WHAT THIS TASK INVOLVES:
Lines containing the word "name" are to be located and copied.
________________________________________
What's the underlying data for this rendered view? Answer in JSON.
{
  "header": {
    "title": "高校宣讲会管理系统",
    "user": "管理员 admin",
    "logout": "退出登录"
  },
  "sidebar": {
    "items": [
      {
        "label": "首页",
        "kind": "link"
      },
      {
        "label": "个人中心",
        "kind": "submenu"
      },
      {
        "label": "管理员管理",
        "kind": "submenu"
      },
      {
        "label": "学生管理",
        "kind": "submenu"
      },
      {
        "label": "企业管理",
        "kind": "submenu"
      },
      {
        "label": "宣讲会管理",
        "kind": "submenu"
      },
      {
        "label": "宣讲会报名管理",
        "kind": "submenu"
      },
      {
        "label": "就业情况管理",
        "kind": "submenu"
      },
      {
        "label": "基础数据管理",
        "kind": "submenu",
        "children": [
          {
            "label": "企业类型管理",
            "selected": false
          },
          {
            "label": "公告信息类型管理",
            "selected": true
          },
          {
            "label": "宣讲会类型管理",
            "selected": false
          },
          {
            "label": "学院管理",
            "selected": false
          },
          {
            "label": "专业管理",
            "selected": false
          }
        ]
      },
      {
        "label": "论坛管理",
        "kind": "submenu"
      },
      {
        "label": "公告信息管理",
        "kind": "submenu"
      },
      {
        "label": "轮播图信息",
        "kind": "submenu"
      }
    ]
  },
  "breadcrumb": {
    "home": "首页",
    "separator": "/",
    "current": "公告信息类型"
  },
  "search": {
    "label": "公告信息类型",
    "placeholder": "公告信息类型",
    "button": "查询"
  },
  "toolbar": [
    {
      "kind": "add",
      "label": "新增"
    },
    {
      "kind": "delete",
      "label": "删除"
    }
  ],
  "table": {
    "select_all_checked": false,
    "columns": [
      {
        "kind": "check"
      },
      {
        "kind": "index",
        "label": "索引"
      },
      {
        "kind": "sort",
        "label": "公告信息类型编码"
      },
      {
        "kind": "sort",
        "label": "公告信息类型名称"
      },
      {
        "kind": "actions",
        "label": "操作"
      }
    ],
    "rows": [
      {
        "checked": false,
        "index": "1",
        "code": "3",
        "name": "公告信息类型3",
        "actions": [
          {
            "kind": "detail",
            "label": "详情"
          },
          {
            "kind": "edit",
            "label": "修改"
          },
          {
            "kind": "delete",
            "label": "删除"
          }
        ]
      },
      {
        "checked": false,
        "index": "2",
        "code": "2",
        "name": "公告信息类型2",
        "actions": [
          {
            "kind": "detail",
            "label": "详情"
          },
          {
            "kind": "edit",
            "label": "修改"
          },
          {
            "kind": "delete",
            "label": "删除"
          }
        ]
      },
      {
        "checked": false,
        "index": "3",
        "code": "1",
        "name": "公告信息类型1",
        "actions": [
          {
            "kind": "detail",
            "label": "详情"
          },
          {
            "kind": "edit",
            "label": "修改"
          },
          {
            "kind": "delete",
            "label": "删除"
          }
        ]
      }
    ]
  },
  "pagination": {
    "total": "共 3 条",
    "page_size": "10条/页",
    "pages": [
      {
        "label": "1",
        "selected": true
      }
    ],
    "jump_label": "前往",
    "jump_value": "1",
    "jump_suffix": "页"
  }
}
________________________________________
WRITTEN ANSWER:
        "name": "公告信息类型3",
        "name": "公告信息类型2",
        "name": "公告信息类型1",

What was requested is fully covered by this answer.